### Instructions to follow
The records should be written out in full, with nothing altered.
begin
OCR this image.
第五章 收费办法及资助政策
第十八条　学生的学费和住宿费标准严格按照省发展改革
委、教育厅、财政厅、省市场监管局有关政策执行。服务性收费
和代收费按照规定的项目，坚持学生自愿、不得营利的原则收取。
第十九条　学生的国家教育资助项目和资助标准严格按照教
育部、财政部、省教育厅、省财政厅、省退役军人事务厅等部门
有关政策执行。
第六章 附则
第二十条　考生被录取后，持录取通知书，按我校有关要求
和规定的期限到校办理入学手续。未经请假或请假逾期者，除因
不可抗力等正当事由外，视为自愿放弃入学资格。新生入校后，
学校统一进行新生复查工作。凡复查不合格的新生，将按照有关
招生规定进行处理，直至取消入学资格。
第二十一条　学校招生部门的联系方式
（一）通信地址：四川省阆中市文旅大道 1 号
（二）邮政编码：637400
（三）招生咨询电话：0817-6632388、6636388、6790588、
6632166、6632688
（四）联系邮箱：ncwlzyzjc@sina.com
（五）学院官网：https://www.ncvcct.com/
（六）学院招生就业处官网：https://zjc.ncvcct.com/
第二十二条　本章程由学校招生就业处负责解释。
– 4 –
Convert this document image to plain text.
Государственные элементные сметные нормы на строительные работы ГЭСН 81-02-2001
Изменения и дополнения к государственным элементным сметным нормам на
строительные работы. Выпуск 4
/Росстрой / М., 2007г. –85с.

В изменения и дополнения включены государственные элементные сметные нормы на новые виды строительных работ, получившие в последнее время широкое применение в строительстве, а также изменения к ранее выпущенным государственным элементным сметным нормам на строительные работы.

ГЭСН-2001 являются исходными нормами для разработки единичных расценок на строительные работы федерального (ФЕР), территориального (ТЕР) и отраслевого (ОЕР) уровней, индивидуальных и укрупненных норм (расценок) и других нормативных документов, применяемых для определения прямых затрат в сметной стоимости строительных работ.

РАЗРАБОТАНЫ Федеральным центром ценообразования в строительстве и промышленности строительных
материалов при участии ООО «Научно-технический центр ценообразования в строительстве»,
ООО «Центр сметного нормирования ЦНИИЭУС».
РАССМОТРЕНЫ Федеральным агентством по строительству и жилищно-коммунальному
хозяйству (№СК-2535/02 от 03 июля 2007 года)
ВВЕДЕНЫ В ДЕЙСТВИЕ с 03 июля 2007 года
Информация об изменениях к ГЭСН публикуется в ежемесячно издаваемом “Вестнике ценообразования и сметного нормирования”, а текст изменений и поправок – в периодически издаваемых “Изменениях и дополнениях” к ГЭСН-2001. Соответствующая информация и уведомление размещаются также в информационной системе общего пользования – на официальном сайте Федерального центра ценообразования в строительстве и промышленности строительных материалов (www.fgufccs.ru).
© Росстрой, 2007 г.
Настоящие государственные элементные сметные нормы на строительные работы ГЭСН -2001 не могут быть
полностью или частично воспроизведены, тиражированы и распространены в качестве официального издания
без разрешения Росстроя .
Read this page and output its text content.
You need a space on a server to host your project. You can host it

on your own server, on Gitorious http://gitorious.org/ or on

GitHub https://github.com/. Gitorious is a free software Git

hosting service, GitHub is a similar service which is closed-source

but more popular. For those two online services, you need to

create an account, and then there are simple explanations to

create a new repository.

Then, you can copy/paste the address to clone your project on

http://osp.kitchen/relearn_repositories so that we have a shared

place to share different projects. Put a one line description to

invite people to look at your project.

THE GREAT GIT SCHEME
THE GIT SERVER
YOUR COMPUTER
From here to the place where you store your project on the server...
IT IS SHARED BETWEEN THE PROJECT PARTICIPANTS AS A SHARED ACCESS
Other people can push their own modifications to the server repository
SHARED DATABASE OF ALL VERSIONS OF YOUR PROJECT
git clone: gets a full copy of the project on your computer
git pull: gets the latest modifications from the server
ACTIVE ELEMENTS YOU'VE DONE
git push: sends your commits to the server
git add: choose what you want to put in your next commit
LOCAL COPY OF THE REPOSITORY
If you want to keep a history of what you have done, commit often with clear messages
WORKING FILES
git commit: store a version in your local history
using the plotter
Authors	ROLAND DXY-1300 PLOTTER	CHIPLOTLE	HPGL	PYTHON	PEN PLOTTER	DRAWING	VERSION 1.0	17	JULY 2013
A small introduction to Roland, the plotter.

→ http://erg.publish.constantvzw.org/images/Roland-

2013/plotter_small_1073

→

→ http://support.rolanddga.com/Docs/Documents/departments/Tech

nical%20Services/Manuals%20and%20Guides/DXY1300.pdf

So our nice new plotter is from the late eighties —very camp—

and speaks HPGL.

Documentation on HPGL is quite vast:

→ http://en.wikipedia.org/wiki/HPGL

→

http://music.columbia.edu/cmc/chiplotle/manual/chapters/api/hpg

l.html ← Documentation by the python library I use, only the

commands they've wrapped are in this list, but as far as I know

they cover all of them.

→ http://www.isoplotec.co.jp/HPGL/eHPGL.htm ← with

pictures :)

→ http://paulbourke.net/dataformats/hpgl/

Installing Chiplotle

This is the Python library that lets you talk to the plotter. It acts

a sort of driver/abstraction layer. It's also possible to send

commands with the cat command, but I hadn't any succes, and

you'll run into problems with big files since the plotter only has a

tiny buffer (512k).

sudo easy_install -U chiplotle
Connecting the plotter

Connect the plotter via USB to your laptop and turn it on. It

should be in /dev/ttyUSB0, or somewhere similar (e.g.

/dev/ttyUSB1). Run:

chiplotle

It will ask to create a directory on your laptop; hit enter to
end
### Response to this exercise
OCR this image.
第五章 收费办法及资助政策
第十八条　学生的学费和住宿费标准严格按照省发展改革
委、教育厅、财政厅、省市场监管局有关政策执行。服务性收费
和代收费按照规定的项目，坚持学生自愿、不得营利的原则收取。
第十九条　学生的国家教育资助项目和资助标准严格按照教
育部、财政部、省教育厅、省财政厅、省退役军人事务厅等部门
有关政策执行。
第六章 附则
第二十条　考生被录取后，持录取通知书，按我校有关要求
和规定的期限到校办理入学手续。未经请假或请假逾期者，除因
不可抗力等正当事由外，视为自愿放弃入学资格。新生入校后，
学校统一进行新生复查工作。凡复查不合格的新生，将按照有关
招生规定进行处理，直至取消入学资格。
第二十一条　学校招生部门的联系方式
（一）通信地址：四川省阆中市文旅大道 1 号
（二）邮政编码：637400
（三）招生咨询电话：0817-6632388、6636388、6790588、
6632166、6632688
（四）联系邮箱：ncwlzyzjc@sina.com
（五）学院官网：https://www.ncvcct.com/
（六）学院招生就业处官网：https://zjc.ncvcct.com/
第二十二条　本章程由学校招生就业处负责解释。
– 4 –
Convert this document image to plain text.
Государственные элементные сметные нормы на строительные работы ГЭСН 81-02-2001
Изменения и дополнения к государственным элементным сметным нормам на
строительные работы. Выпуск 4
/Росстрой / М., 2007г. –85с.

В изменения и дополнения включены государственные элементные сметные нормы на новые виды строительных работ, получившие в последнее время широкое применение в строительстве, а также изменения к ранее выпущенным государственным элементным сметным нормам на строительные работы.

ГЭСН-2001 являются исходными нормами для разработки единичных расценок на строительные работы федерального (ФЕР), территориального (ТЕР) и отраслевого (ОЕР) уровней, индивидуальных и укрупненных норм (расценок) и других нормативных документов, применяемых для определения прямых затрат в сметной стоимости строительных работ.

РАЗРАБОТАНЫ Федеральным центром ценообразования в строительстве и промышленности строительных
материалов при участии ООО «Научно-технический центр ценообразования в строительстве»,
ООО «Центр сметного нормирования ЦНИИЭУС».
РАССМОТРЕНЫ Федеральным агентством по строительству и жилищно-коммунальному
хозяйству (№СК-2535/02 от 03 июля 2007 года)
ВВЕДЕНЫ В ДЕЙСТВИЕ с 03 июля 2007 года
Информация об изменениях к ГЭСН публикуется в ежемесячно издаваемом “Вестнике ценообразования и сметного нормирования”, а текст изменений и поправок – в периодически издаваемых “Изменениях и дополнениях” к ГЭСН-2001. Соответствующая информация и уведомление размещаются также в информационной системе общего пользования – на официальном сайте Федерального центра ценообразования в строительстве и промышленности строительных материалов (www.fgufccs.ru).
© Росстрой, 2007 г.
Настоящие государственные элементные сметные нормы на строительные работы ГЭСН -2001 не могут быть
полностью или частично воспроизведены, тиражированы и распространены в качестве официального издания
без разрешения Росстроя .
Read this page and output its text content.
You need a space on a server to host your project. You can host it

on your own server, on Gitorious http://gitorious.org/ or on

GitHub https://github.com/. Gitorious is a free software Git

hosting service, GitHub is a similar service which is closed-source

but more popular. For those two online services, you need to

create an account, and then there are simple explanations to

create a new repository.

Then, you can copy/paste the address to clone your project on

http://osp.kitchen/relearn_repositories so that we have a shared

place to share different projects. Put a one line description to

invite people to look at your project.

THE GREAT GIT SCHEME
THE GIT SERVER
YOUR COMPUTER
From here to the place where you store your project on the server...
IT IS SHARED BETWEEN THE PROJECT PARTICIPANTS AS A SHARED ACCESS
Other people can push their own modifications to the server repository
SHARED DATABASE OF ALL VERSIONS OF YOUR PROJECT
git clone: gets a full copy of the project on your computer
git pull: gets the latest modifications from the server
ACTIVE ELEMENTS YOU'VE DONE
git push: sends your commits to the server
git add: choose what you want to put in your next commit
LOCAL COPY OF THE REPOSITORY
If you want to keep a history of what you have done, commit often with clear messages
WORKING FILES
git commit: store a version in your local history
using the plotter
Authors	ROLAND DXY-1300 PLOTTER	CHIPLOTLE	HPGL	PYTHON	PEN PLOTTER	DRAWING	VERSION 1.0	17	JULY 2013
A small introduction to Roland, the plotter.

→ http://erg.publish.constantvzw.org/images/Roland-

2013/plotter_small_1073

→

→ http://support.rolanddga.com/Docs/Documents/departments/Tech

nical%20Services/Manuals%20and%20Guides/DXY1300.pdf

So our nice new plotter is from the late eighties —very camp—

and speaks HPGL.

Documentation on HPGL is quite vast:

→ http://en.wikipedia.org/wiki/HPGL

→

http://music.columbia.edu/cmc/chiplotle/manual/chapters/api/hpg

l.html ← Documentation by the python library I use, only the

commands they've wrapped are in this list, but as far as I know

they cover all of them.

→ http://www.isoplotec.co.jp/HPGL/eHPGL.htm ← with

pictures :)

→ http://paulbourke.net/dataformats/hpgl/

Installing Chiplotle

This is the Python library that lets you talk to the plotter. It acts

a sort of driver/abstraction layer. It's also possible to send

commands with the cat command, but I hadn't any succes, and

you'll run into problems with big files since the plotter only has a

tiny buffer (512k).

sudo easy_install -U chiplotle
Connecting the plotter

Connect the plotter via USB to your laptop and turn it on. It

should be in /dev/ttyUSB0, or somewhere similar (e.g.

/dev/ttyUSB1). Run:

chiplotle

It will ask to create a directory on your laptop; hit enter to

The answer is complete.